**What is being asked**
Print the data exactly, leaving nothing out.
-- begin Source data --
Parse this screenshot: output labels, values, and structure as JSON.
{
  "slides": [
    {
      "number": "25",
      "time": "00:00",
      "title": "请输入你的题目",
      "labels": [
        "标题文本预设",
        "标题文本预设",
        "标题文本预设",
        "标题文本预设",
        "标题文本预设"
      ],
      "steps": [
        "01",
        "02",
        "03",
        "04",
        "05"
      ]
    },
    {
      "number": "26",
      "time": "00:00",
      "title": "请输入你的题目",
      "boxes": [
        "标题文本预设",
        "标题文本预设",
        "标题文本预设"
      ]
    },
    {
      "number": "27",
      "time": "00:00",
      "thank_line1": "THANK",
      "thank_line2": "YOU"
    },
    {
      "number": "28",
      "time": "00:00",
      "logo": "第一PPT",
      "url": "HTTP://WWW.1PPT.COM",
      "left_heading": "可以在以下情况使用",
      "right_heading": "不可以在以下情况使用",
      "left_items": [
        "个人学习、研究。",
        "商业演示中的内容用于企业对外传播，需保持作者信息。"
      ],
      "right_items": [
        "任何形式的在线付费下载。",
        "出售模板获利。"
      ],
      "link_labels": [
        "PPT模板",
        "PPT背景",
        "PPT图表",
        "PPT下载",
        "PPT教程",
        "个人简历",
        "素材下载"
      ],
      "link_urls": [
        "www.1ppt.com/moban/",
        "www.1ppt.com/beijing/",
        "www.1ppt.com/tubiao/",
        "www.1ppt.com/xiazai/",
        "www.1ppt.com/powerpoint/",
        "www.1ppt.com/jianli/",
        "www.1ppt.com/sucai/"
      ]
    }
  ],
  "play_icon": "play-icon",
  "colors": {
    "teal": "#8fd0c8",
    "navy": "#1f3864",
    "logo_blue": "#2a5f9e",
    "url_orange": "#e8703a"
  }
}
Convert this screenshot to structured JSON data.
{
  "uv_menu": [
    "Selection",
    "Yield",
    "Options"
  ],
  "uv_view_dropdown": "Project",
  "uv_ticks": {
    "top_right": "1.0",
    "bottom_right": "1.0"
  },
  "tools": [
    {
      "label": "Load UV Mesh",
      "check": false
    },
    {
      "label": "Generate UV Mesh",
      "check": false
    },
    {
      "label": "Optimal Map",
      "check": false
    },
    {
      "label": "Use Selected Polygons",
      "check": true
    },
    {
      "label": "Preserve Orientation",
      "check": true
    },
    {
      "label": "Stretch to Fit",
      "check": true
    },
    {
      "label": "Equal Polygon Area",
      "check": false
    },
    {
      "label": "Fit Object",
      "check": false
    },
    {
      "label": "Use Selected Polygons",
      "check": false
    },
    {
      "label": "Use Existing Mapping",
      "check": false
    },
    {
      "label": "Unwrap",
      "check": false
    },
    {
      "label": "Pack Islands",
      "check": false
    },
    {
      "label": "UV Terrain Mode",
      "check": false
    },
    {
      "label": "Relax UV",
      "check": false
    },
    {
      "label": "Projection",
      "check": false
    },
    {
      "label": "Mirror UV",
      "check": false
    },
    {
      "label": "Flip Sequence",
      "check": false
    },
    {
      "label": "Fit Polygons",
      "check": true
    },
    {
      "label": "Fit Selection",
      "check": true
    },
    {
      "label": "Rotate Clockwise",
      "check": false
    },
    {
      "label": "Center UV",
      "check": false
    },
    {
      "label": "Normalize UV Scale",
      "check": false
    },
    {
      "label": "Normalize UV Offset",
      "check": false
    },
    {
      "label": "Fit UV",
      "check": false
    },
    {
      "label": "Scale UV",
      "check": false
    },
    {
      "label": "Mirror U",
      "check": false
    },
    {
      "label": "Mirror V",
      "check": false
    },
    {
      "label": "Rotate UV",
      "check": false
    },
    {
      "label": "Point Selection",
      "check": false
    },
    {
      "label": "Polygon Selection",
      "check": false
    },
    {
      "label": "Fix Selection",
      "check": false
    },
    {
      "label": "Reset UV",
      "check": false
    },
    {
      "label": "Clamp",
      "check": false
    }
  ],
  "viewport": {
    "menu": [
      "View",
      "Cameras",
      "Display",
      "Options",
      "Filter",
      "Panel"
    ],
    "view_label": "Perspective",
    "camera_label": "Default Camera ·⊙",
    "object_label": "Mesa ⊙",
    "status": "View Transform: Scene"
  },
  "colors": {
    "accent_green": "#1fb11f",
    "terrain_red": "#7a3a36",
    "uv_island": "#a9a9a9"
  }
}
-- end Source data --
**Response to this exercise**
Parse this screenshot: output labels, values, and structure as JSON.
{
  "slides": [
    {
      "number": "25",
      "time": "00:00",
      "title": "请输入你的题目",
      "labels": [
        "标题文本预设",
        "标题文本预设",
        "标题文本预设",
        "标题文本预设",
        "标题文本预设"
      ],
      "steps": [
        "01",
        "02",
        "03",
        "04",
        "05"
      ]
    },
    {
      "number": "26",
      "time": "00:00",
      "title": "请输入你的题目",
      "boxes": [
        "标题文本预设",
        "标题文本预设",
        "标题文本预设"
      ]
    },
    {
      "number": "27",
      "time": "00:00",
      "thank_line1": "THANK",
      "thank_line2": "YOU"
    },
    {
      "number": "28",
      "time": "00:00",
      "logo": "第一PPT",
      "url": "HTTP://WWW.1PPT.COM",
      "left_heading": "可以在以下情况使用",
      "right_heading": "不可以在以下情况使用",
      "left_items": [
        "个人学习、研究。",
        "商业演示中的内容用于企业对外传播，需保持作者信息。"
      ],
      "right_items": [
        "任何形式的在线付费下载。",
        "出售模板获利。"
      ],
      "link_labels": [
        "PPT模板",
        "PPT背景",
        "PPT图表",
        "PPT下载",
        "PPT教程",
        "个人简历",
        "素材下载"
      ],
      "link_urls": [
        "www.1ppt.com/moban/",
        "www.1ppt.com/beijing/",
        "www.1ppt.com/tubiao/",
        "www.1ppt.com/xiazai/",
        "www.1ppt.com/powerpoint/",
        "www.1ppt.com/jianli/",
        "www.1ppt.com/sucai/"
      ]
    }
  ],
  "play_icon": "play-icon",
  "colors": {
    "teal": "#8fd0c8",
    "navy": "#1f3864",
    "logo_blue": "#2a5f9e",
    "url_orange": "#e8703a"
  }
}
Convert this screenshot to structured JSON data.
{
  "uv_menu": [
    "Selection",
    "Yield",
    "Options"
  ],
  "uv_view_dropdown": "Project",
  "uv_ticks": {
    "top_right": "1.0",
    "bottom_right": "1.0"
  },
  "tools": [
    {
      "label": "Load UV Mesh",
      "check": false
    },
    {
      "label": "Generate UV Mesh",
      "check": false
    },
    {
      "label": "Optimal Map",
      "check": false
    },
    {
      "label": "Use Selected Polygons",
      "check": true
    },
    {
      "label": "Preserve Orientation",
      "check": true
    },
    {
      "label": "Stretch to Fit",
      "check": true
    },
    {
      "label": "Equal Polygon Area",
      "check": false
    },
    {
      "label": "Fit Object",
      "check": false
    },
    {
      "label": "Use Selected Polygons",
      "check": false
    },
    {
      "label": "Use Existing Mapping",
      "check": false
    },
    {
      "label": "Unwrap",
      "check": false
    },
    {
      "label": "Pack Islands",
      "check": false
    },
    {
      "label": "UV Terrain Mode",
      "check": false
    },
    {
      "label": "Relax UV",
      "check": false
    },
    {
      "label": "Projection",
      "check": false
    },
    {
      "label": "Mirror UV",
      "check": false
    },
    {
      "label": "Flip Sequence",
      "check": false
    },
    {
      "label": "Fit Polygons",
      "check": true
    },
    {
      "label": "Fit Selection",
      "check": true
    },
    {
      "label": "Rotate Clockwise",
      "check": false
    },
    {
      "label": "Center UV",
      "check": false
    },
    {
      "label": "Normalize UV Scale",
      "check": false
    },
    {
      "label": "Normalize UV Offset",
      "check": false
    },
    {
      "label": "Fit UV",
      "check": false
    },
    {
      "label": "Scale UV",
      "check": false
    },
    {
      "label": "Mirror U",
      "check": false
    },
    {
      "label": "Mirror V",
      "check": false
    },
    {
      "label": "Rotate UV",
      "check": false
    },
    {
      "label": "Point Selection",
      "check": false
    },
    {
      "label": "Polygon Selection",
      "check": false
    },
    {
      "label": "Fix Selection",
      "check": false
    },
    {
      "label": "Reset UV",
      "check": false
    },
    {
      "label": "Clamp",
      "check": false
    }
  ],
  "viewport": {
    "menu": [
      "View",
      "Cameras",
      "Display",
      "Options",
      "Filter",
      "Panel"
    ],
    "view_label": "Perspective",
    "camera_label": "Default Camera ·⊙",
    "object_label": "Mesa ⊙",
    "status": "View Transform: Scene"
  },
  "colors": {
    "accent_green": "#1fb11f",
    "terrain_red": "#7a3a36",
    "uv_island": "#a9a9a9"
  }
}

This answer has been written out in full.